DIRECTIVE
In the items below, arrange only the lines from the line with "feature-card-1-line1: 12.1寸纯平工控 bbox=[146, 68, 370, 100]" to the line with "feature-card-5-line1: 国家/行业 bbox=[148, 398, 370, 430]", both included, as a Markdown table. Use the columns No. and Line, number each row, and leave out any blank lines.

Items stored from a collection
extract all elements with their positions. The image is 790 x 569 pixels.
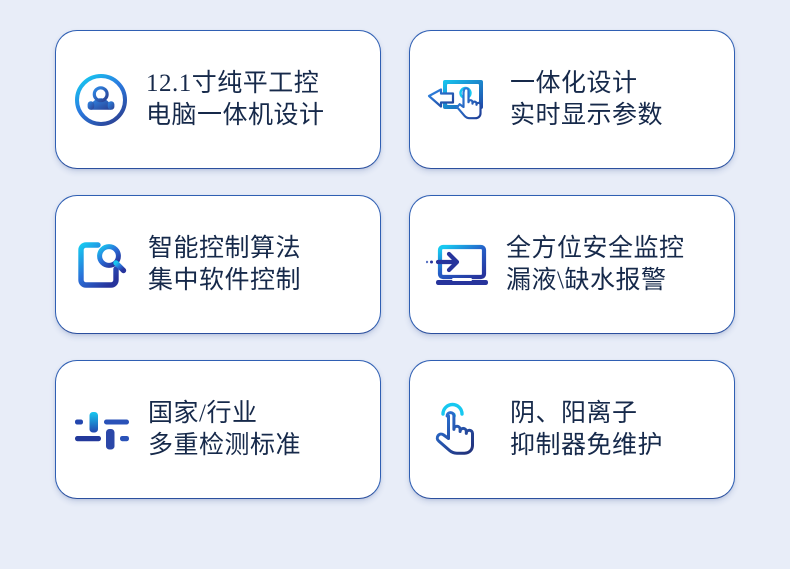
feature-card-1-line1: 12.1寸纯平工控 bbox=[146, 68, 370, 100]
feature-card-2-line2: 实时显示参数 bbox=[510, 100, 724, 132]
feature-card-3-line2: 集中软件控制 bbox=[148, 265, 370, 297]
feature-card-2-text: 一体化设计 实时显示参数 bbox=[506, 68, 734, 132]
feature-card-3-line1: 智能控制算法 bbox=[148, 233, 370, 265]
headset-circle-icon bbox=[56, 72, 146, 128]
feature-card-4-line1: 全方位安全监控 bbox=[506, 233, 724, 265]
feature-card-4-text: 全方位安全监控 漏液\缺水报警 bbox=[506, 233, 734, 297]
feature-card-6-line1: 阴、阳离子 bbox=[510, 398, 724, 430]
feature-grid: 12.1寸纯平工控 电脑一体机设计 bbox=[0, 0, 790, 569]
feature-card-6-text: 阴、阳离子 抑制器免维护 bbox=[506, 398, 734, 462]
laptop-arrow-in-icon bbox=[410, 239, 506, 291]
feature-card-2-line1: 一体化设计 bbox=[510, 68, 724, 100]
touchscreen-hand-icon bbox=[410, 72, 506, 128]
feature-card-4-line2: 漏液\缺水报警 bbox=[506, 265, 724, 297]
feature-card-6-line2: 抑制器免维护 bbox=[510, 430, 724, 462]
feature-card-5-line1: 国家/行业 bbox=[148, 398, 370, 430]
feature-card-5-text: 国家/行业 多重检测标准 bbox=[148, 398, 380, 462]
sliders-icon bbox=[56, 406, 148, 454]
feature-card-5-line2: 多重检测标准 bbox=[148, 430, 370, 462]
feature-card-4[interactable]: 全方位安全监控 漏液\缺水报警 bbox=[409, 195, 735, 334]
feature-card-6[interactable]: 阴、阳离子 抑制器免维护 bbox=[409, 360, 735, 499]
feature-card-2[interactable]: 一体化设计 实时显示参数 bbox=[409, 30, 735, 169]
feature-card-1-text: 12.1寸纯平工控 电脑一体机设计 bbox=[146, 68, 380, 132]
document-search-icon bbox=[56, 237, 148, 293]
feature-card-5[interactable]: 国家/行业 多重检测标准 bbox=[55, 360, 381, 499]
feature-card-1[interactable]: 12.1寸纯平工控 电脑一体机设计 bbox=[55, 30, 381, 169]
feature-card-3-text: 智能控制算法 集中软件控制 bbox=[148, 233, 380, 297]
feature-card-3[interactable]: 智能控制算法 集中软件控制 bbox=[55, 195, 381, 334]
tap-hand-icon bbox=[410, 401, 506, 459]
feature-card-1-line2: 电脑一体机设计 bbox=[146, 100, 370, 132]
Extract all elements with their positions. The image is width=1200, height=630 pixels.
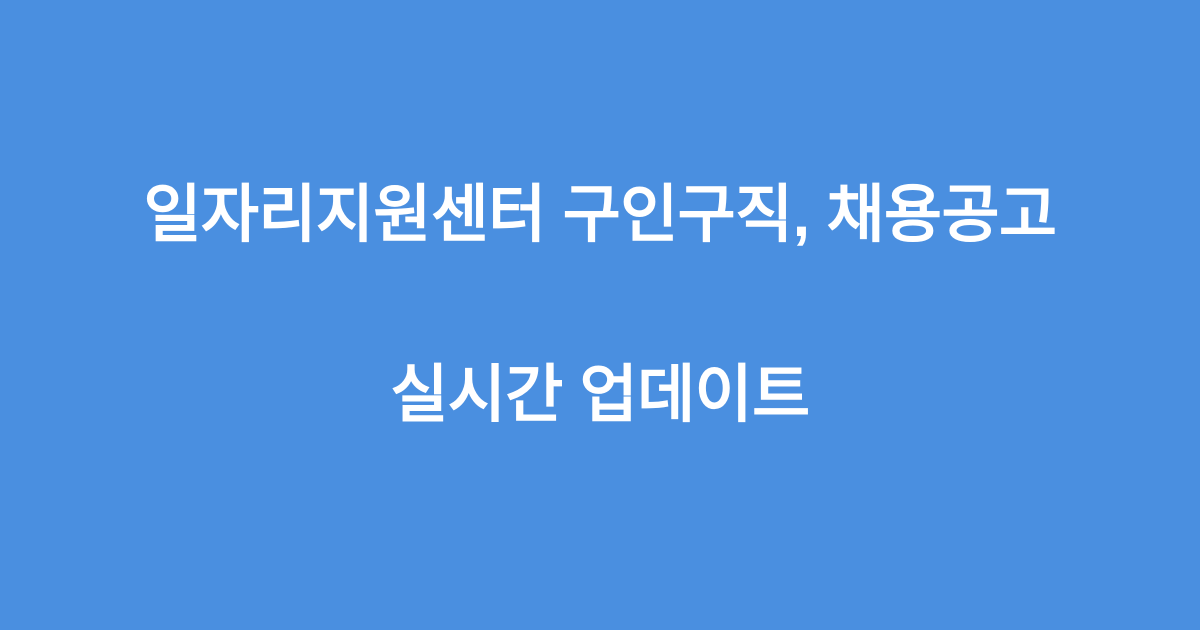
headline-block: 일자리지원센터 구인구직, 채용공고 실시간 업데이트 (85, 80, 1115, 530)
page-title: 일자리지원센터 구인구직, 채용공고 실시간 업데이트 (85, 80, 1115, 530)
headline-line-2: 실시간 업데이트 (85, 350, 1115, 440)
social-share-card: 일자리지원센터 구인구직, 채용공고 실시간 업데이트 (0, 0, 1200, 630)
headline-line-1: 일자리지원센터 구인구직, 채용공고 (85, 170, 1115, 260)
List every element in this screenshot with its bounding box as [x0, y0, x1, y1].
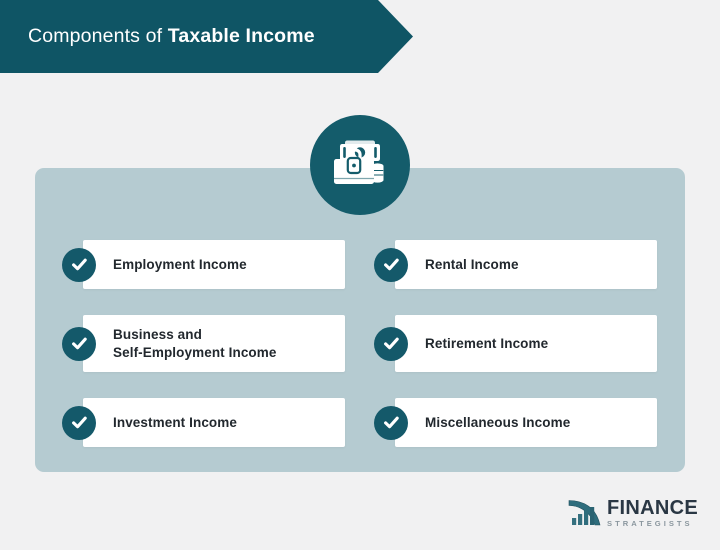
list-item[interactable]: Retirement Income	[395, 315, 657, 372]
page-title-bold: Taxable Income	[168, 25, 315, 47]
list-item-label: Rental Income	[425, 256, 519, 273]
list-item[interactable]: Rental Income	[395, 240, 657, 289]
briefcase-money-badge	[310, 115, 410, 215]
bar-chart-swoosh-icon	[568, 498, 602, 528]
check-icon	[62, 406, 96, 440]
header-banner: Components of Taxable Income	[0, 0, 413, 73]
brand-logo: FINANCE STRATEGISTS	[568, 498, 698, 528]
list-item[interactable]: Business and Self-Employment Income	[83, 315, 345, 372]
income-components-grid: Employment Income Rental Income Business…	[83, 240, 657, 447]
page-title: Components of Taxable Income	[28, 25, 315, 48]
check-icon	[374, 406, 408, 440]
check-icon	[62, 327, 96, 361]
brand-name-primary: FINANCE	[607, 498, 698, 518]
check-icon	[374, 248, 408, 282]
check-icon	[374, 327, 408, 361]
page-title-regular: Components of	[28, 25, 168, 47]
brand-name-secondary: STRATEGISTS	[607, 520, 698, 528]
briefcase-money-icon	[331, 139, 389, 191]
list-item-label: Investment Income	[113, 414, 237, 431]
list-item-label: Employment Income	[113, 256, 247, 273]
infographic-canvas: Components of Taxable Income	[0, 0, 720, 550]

ANSWER BELOW
| No. | Line |
|---|---|
| 1 | feature-card-1-line1: 12.1寸纯平工控 bbox=[146, 68, 370, 100] |
| 2 | feature-card-2-line2: 实时显示参数 bbox=[510, 100, 724, 132] |
| 3 | feature-card-3-line2: 集中软件控制 bbox=[148, 265, 370, 297] |
| 4 | feature-card-2-text: 一体化设计 实时显示参数 bbox=[506, 68, 734, 132] |
| 5 | feature-card-3-line1: 智能控制算法 bbox=[148, 233, 370, 265] |
| 6 | headset-circle-icon bbox=[56, 72, 146, 128] |
| 7 | feature-card-4-line1: 全方位安全监控 bbox=[506, 233, 724, 265] |
| 8 | feature-card-4-text: 全方位安全监控 漏液\缺水报警 bbox=[506, 233, 734, 297] |
| 9 | feature-card-6-line1: 阴、阳离子 bbox=[510, 398, 724, 430] |
| 10 | feature-grid: 12.1寸纯平工控 电脑一体机设计 bbox=[0, 0, 790, 569] |
| 11 | feature-card-6-text: 阴、阳离子 抑制器免维护 bbox=[506, 398, 734, 462] |
| 12 | laptop-arrow-in-icon bbox=[410, 239, 506, 291] |
| 13 | feature-card-2-line1: 一体化设计 bbox=[510, 68, 724, 100] |
| 14 | touchscreen-hand-icon bbox=[410, 72, 506, 128] |
| 15 | feature-card-4-line2: 漏液\缺水报警 bbox=[506, 265, 724, 297] |
| 16 | feature-card-6-line2: 抑制器免维护 bbox=[510, 430, 724, 462] |
| 17 | feature-card-5-line1: 国家/行业 bbox=[148, 398, 370, 430] |